* WRITTEN INSTRUCTION
Write out all of the entries that follow, word for word, but skip the pictures.

(Stored data)
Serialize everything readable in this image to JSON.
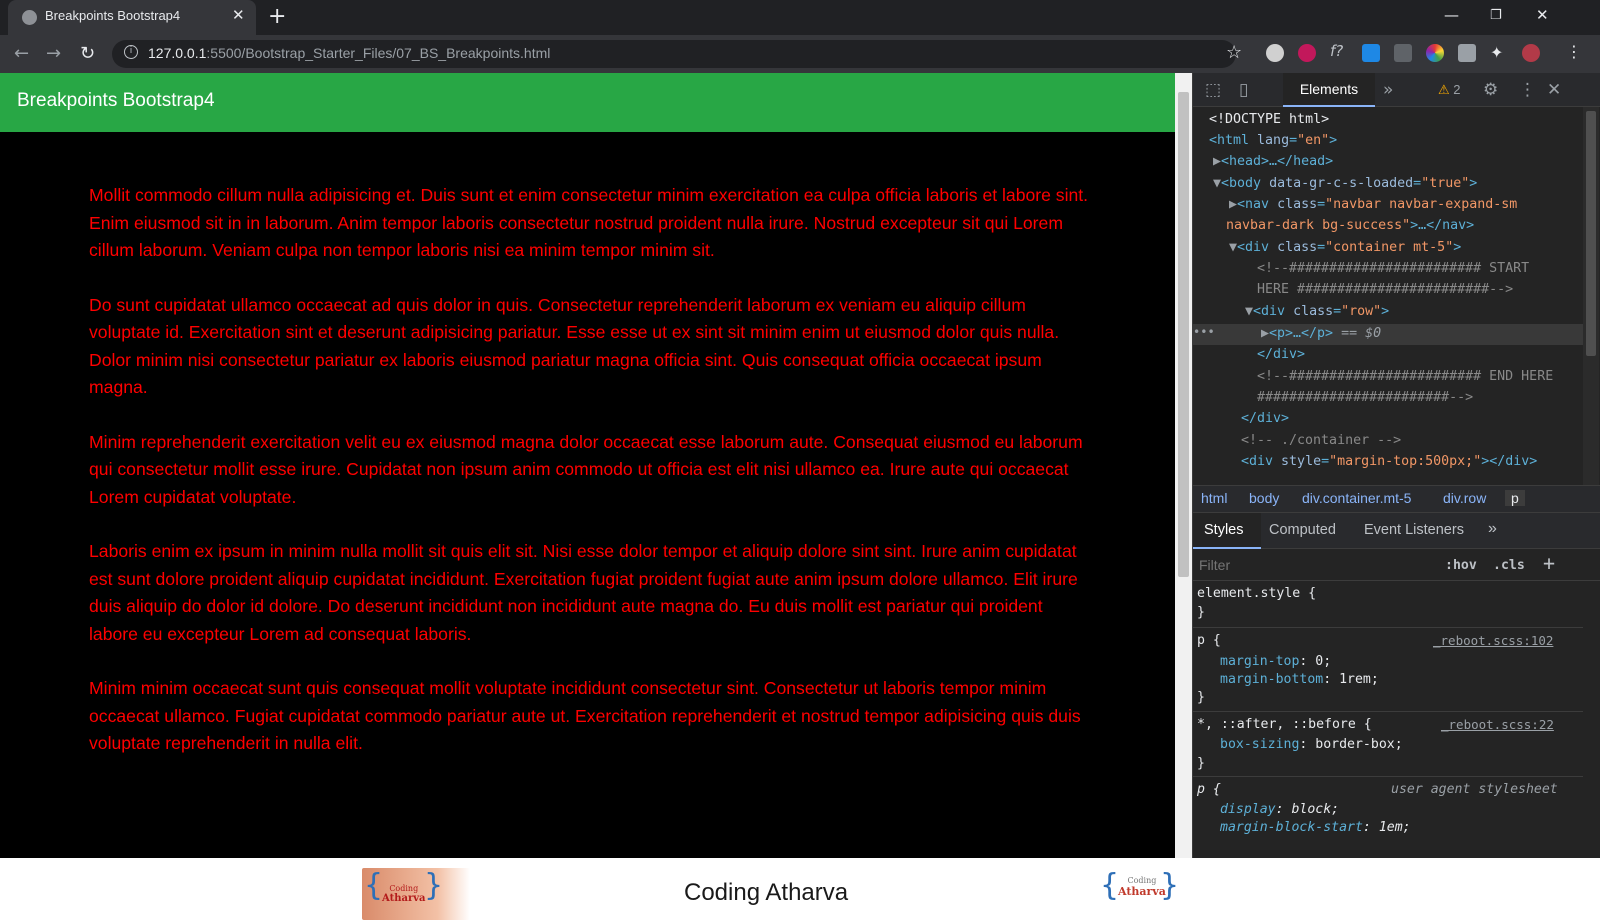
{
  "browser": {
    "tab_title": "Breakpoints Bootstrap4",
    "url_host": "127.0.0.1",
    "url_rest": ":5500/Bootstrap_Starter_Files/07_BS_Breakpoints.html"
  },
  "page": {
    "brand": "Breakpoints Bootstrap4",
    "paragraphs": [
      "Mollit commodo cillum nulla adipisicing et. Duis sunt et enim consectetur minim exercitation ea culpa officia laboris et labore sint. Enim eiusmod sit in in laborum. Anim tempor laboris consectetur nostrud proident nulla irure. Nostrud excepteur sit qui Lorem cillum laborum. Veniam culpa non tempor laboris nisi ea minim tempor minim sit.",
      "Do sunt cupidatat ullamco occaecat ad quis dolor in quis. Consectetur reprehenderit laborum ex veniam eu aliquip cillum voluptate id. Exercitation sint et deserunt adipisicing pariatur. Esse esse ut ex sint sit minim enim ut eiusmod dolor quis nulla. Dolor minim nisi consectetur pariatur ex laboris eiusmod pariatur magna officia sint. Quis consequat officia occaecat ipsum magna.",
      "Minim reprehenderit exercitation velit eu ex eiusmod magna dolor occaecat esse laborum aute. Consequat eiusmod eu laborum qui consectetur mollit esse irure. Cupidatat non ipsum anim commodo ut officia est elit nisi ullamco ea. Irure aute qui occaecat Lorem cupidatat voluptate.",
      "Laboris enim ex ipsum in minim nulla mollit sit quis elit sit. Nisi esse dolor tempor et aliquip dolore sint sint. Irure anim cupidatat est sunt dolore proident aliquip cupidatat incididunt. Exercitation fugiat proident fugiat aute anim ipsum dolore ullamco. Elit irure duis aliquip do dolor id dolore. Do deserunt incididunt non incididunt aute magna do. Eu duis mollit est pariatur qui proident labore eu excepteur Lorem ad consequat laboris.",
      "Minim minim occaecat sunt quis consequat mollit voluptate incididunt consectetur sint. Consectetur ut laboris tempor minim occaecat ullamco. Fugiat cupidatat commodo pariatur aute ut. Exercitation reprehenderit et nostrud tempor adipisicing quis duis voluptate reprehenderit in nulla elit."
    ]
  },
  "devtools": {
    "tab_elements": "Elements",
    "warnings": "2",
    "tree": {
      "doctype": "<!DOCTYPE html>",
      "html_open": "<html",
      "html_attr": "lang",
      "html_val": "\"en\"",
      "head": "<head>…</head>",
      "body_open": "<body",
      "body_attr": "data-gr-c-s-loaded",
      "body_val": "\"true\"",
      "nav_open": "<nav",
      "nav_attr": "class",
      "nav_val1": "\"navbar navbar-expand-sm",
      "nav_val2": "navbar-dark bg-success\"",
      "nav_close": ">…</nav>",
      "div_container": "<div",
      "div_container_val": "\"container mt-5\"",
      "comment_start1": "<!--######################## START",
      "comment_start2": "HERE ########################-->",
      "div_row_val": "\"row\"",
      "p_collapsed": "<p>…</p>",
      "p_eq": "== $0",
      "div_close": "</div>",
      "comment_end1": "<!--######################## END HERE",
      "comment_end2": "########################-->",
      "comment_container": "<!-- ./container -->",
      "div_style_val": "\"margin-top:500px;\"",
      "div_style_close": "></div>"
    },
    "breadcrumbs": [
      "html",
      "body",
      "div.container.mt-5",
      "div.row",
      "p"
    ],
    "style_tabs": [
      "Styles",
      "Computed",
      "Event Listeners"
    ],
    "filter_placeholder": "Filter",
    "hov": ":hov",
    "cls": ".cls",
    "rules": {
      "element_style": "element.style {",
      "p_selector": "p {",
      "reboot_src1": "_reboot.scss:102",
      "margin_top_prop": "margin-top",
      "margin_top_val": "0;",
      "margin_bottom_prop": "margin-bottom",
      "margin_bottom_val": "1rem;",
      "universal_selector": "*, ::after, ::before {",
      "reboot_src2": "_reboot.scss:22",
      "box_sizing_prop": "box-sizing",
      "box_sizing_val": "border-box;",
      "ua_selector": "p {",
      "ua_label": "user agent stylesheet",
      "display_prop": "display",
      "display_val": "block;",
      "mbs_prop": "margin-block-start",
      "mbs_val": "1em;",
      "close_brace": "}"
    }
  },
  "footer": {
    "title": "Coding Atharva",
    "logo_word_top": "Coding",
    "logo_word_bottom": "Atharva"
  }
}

* RESULT OF THIS TASK
Serialize everything readable in this image to JSON.
{
  "browser": {
    "tab_title": "Breakpoints Bootstrap4",
    "url_host": "127.0.0.1",
    "url_rest": ":5500/Bootstrap_Starter_Files/07_BS_Breakpoints.html"
  },
  "page": {
    "brand": "Breakpoints Bootstrap4",
    "paragraphs": [
      "Mollit commodo cillum nulla adipisicing et. Duis sunt et enim consectetur minim exercitation ea culpa officia laboris et labore sint. Enim eiusmod sit in in laborum. Anim tempor laboris consectetur nostrud proident nulla irure. Nostrud excepteur sit qui Lorem cillum laborum. Veniam culpa non tempor laboris nisi ea minim tempor minim sit.",
      "Do sunt cupidatat ullamco occaecat ad quis dolor in quis. Consectetur reprehenderit laborum ex veniam eu aliquip cillum voluptate id. Exercitation sint et deserunt adipisicing pariatur. Esse esse ut ex sint sit minim enim ut eiusmod dolor quis nulla. Dolor minim nisi consectetur pariatur ex laboris eiusmod pariatur magna officia sint. Quis consequat officia occaecat ipsum magna.",
      "Minim reprehenderit exercitation velit eu ex eiusmod magna dolor occaecat esse laborum aute. Consequat eiusmod eu laborum qui consectetur mollit esse irure. Cupidatat non ipsum anim commodo ut officia est elit nisi ullamco ea. Irure aute qui occaecat Lorem cupidatat voluptate.",
      "Laboris enim ex ipsum in minim nulla mollit sit quis elit sit. Nisi esse dolor tempor et aliquip dolore sint sint. Irure anim cupidatat est sunt dolore proident aliquip cupidatat incididunt. Exercitation fugiat proident fugiat aute anim ipsum dolore ullamco. Elit irure duis aliquip do dolor id dolore. Do deserunt incididunt non incididunt aute magna do. Eu duis mollit est pariatur qui proident labore eu excepteur Lorem ad consequat laboris.",
      "Minim minim occaecat sunt quis consequat mollit voluptate incididunt consectetur sint. Consectetur ut laboris tempor minim occaecat ullamco. Fugiat cupidatat commodo pariatur aute ut. Exercitation reprehenderit et nostrud tempor adipisicing quis duis voluptate reprehenderit in nulla elit."
    ]
  },
  "devtools": {
    "tab_elements": "Elements",
    "warnings": "2",
    "tree": {
      "doctype": "<!DOCTYPE html>",
      "html_open": "<html",
      "html_attr": "lang",
      "html_val": "\"en\"",
      "head": "<head>…</head>",
      "body_open": "<body",
      "body_attr": "data-gr-c-s-loaded",
      "body_val": "\"true\"",
      "nav_open": "<nav",
      "nav_attr": "class",
      "nav_val1": "\"navbar navbar-expand-sm",
      "nav_val2": "navbar-dark bg-success\"",
      "nav_close": ">…</nav>",
      "div_container": "<div",
      "div_container_val": "\"container mt-5\"",
      "comment_start1": "<!--######################## START",
      "comment_start2": "HERE ########################-->",
      "div_row_val": "\"row\"",
      "p_collapsed": "<p>…</p>",
      "p_eq": "== $0",
      "div_close": "</div>",
      "comment_end1": "<!--######################## END HERE",
      "comment_end2": "########################-->",
      "comment_container": "<!-- ./container -->",
      "div_style_val": "\"margin-top:500px;\"",
      "div_style_close": "></div>"
    },
    "breadcrumbs": [
      "html",
      "body",
      "div.container.mt-5",
      "div.row",
      "p"
    ],
    "style_tabs": [
      "Styles",
      "Computed",
      "Event Listeners"
    ],
    "filter_placeholder": "Filter",
    "hov": ":hov",
    "cls": ".cls",
    "rules": {
      "element_style": "element.style {",
      "p_selector": "p {",
      "reboot_src1": "_reboot.scss:102",
      "margin_top_prop": "margin-top",
      "margin_top_val": "0;",
      "margin_bottom_prop": "margin-bottom",
      "margin_bottom_val": "1rem;",
      "universal_selector": "*, ::after, ::before {",
      "reboot_src2": "_reboot.scss:22",
      "box_sizing_prop": "box-sizing",
      "box_sizing_val": "border-box;",
      "ua_selector": "p {",
      "ua_label": "user agent stylesheet",
      "display_prop": "display",
      "display_val": "block;",
      "mbs_prop": "margin-block-start",
      "mbs_val": "1em;",
      "close_brace": "}"
    }
  },
  "footer": {
    "title": "Coding Atharva",
    "logo_word_top": "Coding",
    "logo_word_bottom": "Atharva"
  }
}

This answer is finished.